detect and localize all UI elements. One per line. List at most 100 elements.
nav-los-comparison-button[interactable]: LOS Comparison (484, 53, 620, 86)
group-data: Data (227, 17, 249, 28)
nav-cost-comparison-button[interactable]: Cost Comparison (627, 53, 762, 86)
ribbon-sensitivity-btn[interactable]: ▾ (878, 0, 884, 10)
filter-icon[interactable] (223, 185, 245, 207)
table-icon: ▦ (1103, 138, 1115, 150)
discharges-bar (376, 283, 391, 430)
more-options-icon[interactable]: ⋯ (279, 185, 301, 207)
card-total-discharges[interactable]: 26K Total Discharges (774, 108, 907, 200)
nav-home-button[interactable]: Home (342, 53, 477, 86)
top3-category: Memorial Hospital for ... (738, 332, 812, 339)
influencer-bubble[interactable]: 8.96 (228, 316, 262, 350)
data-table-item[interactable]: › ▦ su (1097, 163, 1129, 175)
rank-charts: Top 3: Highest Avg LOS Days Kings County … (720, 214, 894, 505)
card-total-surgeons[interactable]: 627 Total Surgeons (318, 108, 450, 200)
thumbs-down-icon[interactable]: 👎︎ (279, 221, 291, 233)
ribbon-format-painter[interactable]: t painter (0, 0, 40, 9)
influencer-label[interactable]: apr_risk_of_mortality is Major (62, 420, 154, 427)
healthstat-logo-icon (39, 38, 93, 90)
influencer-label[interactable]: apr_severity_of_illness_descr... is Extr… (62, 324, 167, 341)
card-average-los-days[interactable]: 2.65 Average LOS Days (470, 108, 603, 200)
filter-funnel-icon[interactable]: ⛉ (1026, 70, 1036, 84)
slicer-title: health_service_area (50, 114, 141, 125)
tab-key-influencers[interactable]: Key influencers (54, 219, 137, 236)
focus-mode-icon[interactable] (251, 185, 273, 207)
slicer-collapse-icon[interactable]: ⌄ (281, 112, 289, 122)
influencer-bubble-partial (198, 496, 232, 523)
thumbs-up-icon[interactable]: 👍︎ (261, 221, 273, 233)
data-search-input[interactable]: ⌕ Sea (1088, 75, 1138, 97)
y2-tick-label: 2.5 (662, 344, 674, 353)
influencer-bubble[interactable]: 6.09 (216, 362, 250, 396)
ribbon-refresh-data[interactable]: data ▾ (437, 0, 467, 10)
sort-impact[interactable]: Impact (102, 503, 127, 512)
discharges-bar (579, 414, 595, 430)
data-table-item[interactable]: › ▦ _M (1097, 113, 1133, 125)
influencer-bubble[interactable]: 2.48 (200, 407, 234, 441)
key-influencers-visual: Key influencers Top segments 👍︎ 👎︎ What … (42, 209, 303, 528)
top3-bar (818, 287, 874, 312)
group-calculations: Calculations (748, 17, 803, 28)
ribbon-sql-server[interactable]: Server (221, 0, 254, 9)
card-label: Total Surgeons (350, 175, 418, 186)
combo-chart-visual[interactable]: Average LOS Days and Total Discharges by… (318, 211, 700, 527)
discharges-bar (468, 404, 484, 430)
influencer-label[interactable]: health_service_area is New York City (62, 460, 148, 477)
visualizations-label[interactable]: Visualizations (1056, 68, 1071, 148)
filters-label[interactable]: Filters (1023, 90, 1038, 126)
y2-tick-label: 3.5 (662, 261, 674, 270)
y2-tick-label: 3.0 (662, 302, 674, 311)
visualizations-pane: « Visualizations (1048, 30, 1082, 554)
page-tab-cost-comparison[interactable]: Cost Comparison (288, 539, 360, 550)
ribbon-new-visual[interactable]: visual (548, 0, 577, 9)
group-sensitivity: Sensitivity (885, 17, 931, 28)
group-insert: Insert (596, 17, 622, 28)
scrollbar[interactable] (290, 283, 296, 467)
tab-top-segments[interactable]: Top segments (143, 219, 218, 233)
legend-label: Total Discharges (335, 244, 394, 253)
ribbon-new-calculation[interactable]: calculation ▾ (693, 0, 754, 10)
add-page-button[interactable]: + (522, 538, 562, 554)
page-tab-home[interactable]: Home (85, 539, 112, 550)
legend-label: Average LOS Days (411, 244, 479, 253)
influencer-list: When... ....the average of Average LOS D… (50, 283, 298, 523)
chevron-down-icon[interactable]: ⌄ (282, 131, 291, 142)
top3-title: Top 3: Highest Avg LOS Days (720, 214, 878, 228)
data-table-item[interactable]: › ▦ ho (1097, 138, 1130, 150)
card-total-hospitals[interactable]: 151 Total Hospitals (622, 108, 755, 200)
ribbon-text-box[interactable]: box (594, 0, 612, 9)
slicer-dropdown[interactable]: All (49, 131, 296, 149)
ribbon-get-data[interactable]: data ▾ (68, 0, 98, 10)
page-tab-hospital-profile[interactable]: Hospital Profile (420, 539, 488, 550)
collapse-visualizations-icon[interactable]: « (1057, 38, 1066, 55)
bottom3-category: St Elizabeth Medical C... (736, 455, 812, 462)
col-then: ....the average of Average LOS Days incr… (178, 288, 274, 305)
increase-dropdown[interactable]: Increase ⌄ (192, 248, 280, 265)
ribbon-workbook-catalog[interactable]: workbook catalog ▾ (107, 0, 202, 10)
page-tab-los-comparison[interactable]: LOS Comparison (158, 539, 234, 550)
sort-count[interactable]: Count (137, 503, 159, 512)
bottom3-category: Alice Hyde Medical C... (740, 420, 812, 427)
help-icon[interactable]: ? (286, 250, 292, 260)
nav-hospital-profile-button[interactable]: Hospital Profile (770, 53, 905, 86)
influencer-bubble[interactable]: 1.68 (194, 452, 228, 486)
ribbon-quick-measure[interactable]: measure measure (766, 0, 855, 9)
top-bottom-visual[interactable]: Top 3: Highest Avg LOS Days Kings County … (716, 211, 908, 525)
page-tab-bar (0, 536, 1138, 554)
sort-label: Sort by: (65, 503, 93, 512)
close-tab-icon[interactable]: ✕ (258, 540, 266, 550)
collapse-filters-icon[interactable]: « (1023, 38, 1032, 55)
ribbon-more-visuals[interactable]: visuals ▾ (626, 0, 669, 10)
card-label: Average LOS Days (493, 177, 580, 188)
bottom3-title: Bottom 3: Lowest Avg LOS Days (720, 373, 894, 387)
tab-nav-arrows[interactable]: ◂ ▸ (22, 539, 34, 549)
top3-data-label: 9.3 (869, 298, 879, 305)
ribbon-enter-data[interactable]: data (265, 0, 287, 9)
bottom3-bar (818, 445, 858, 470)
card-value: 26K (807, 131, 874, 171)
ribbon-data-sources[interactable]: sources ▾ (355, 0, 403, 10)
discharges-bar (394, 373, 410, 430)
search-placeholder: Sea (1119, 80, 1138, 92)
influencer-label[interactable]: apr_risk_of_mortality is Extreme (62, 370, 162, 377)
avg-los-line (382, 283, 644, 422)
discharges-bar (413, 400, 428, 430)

──────────

▶ [TASK BRIEF]
Copy every line of the records above, unchanged and in the same order.

▶ [RESULT]
detect and localize all UI elements. One per line. List at most 100 elements.
nav-los-comparison-button[interactable]: LOS Comparison (484, 53, 620, 86)
group-data: Data (227, 17, 249, 28)
nav-cost-comparison-button[interactable]: Cost Comparison (627, 53, 762, 86)
ribbon-sensitivity-btn[interactable]: ▾ (878, 0, 884, 10)
filter-icon[interactable] (223, 185, 245, 207)
table-icon: ▦ (1103, 138, 1115, 150)
discharges-bar (376, 283, 391, 430)
more-options-icon[interactable]: ⋯ (279, 185, 301, 207)
card-total-discharges[interactable]: 26K Total Discharges (774, 108, 907, 200)
nav-home-button[interactable]: Home (342, 53, 477, 86)
top3-category: Memorial Hospital for ... (738, 332, 812, 339)
influencer-bubble[interactable]: 8.96 (228, 316, 262, 350)
data-table-item[interactable]: › ▦ su (1097, 163, 1129, 175)
rank-charts: Top 3: Highest Avg LOS Days Kings County … (720, 214, 894, 505)
card-total-surgeons[interactable]: 627 Total Surgeons (318, 108, 450, 200)
thumbs-down-icon[interactable]: 👎︎ (279, 221, 291, 233)
ribbon-format-painter[interactable]: t painter (0, 0, 40, 9)
influencer-label[interactable]: apr_risk_of_mortality is Major (62, 420, 154, 427)
healthstat-logo-icon (39, 38, 93, 90)
influencer-label[interactable]: apr_severity_of_illness_descr... is Extr… (62, 324, 167, 341)
card-average-los-days[interactable]: 2.65 Average LOS Days (470, 108, 603, 200)
filter-funnel-icon[interactable]: ⛉ (1026, 70, 1036, 84)
slicer-title: health_service_area (50, 114, 141, 125)
tab-key-influencers[interactable]: Key influencers (54, 219, 137, 236)
focus-mode-icon[interactable] (251, 185, 273, 207)
slicer-collapse-icon[interactable]: ⌄ (281, 112, 289, 122)
influencer-bubble-partial (198, 496, 232, 523)
thumbs-up-icon[interactable]: 👍︎ (261, 221, 273, 233)
data-search-input[interactable]: ⌕ Sea (1088, 75, 1138, 97)
y2-tick-label: 2.5 (662, 344, 674, 353)
influencer-bubble[interactable]: 6.09 (216, 362, 250, 396)
ribbon-refresh-data[interactable]: data ▾ (437, 0, 467, 10)
sort-impact[interactable]: Impact (102, 503, 127, 512)
discharges-bar (579, 414, 595, 430)
data-table-item[interactable]: › ▦ _M (1097, 113, 1133, 125)
influencer-bubble[interactable]: 2.48 (200, 407, 234, 441)
key-influencers-visual: Key influencers Top segments 👍︎ 👎︎ What … (42, 209, 303, 528)
top3-bar (818, 287, 874, 312)
group-calculations: Calculations (748, 17, 803, 28)
ribbon-sql-server[interactable]: Server (221, 0, 254, 9)
card-label: Total Surgeons (350, 175, 418, 186)
combo-chart-visual[interactable]: Average LOS Days and Total Discharges by… (318, 211, 700, 527)
discharges-bar (468, 404, 484, 430)
influencer-label[interactable]: health_service_area is New York City (62, 460, 148, 477)
visualizations-label[interactable]: Visualizations (1056, 68, 1071, 148)
filters-label[interactable]: Filters (1023, 90, 1038, 126)
y2-tick-label: 3.5 (662, 261, 674, 270)
y2-tick-label: 3.0 (662, 302, 674, 311)
visualizations-pane: « Visualizations (1048, 30, 1082, 554)
page-tab-cost-comparison[interactable]: Cost Comparison (288, 539, 360, 550)
ribbon-new-visual[interactable]: visual (548, 0, 577, 9)
group-sensitivity: Sensitivity (885, 17, 931, 28)
group-insert: Insert (596, 17, 622, 28)
scrollbar[interactable] (290, 283, 296, 467)
tab-top-segments[interactable]: Top segments (143, 219, 218, 233)
legend-label: Total Discharges (335, 244, 394, 253)
ribbon-new-calculation[interactable]: calculation ▾ (693, 0, 754, 10)
add-page-button[interactable]: + (522, 538, 562, 554)
page-tab-home[interactable]: Home (85, 539, 112, 550)
legend-label: Average LOS Days (411, 244, 479, 253)
influencer-list: When... ....the average of Average LOS D… (50, 283, 298, 523)
chevron-down-icon[interactable]: ⌄ (282, 131, 291, 142)
top3-title: Top 3: Highest Avg LOS Days (720, 214, 878, 228)
data-table-item[interactable]: › ▦ ho (1097, 138, 1130, 150)
card-total-hospitals[interactable]: 151 Total Hospitals (622, 108, 755, 200)
ribbon-text-box[interactable]: box (594, 0, 612, 9)
slicer-dropdown[interactable]: All (49, 131, 296, 149)
ribbon-get-data[interactable]: data ▾ (68, 0, 98, 10)
page-tab-hospital-profile[interactable]: Hospital Profile (420, 539, 488, 550)
collapse-visualizations-icon[interactable]: « (1057, 38, 1066, 55)
bottom3-category: St Elizabeth Medical C... (736, 455, 812, 462)
col-then: ....the average of Average LOS Days incr… (178, 288, 274, 305)
increase-dropdown[interactable]: Increase ⌄ (192, 248, 280, 265)
ribbon-workbook-catalog[interactable]: workbook catalog ▾ (107, 0, 202, 10)
page-tab-los-comparison[interactable]: LOS Comparison (158, 539, 234, 550)
sort-count[interactable]: Count (137, 503, 159, 512)
bottom3-category: Alice Hyde Medical C... (740, 420, 812, 427)
help-icon[interactable]: ? (286, 250, 292, 260)
nav-hospital-profile-button[interactable]: Hospital Profile (770, 53, 905, 86)
influencer-bubble[interactable]: 1.68 (194, 452, 228, 486)
ribbon-quick-measure[interactable]: measure measure (766, 0, 855, 9)
top-bottom-visual[interactable]: Top 3: Highest Avg LOS Days Kings County … (716, 211, 908, 525)
page-tab-bar (0, 536, 1138, 554)
sort-label: Sort by: (65, 503, 93, 512)
close-tab-icon[interactable]: ✕ (258, 540, 266, 550)
collapse-filters-icon[interactable]: « (1023, 38, 1032, 55)
ribbon-more-visuals[interactable]: visuals ▾ (626, 0, 669, 10)
card-label: Average LOS Days (493, 177, 580, 188)
bottom3-title: Bottom 3: Lowest Avg LOS Days (720, 373, 894, 387)
tab-nav-arrows[interactable]: ◂ ▸ (22, 539, 34, 549)
top3-data-label: 9.3 (869, 298, 879, 305)
ribbon-enter-data[interactable]: data (265, 0, 287, 9)
bottom3-bar (818, 445, 858, 470)
card-value: 26K (807, 131, 874, 171)
ribbon-data-sources[interactable]: sources ▾ (355, 0, 403, 10)
discharges-bar (394, 373, 410, 430)
search-placeholder: Sea (1119, 80, 1138, 92)
influencer-label[interactable]: apr_risk_of_mortality is Extreme (62, 370, 162, 377)
avg-los-line (382, 283, 644, 422)
discharges-bar (413, 400, 428, 430)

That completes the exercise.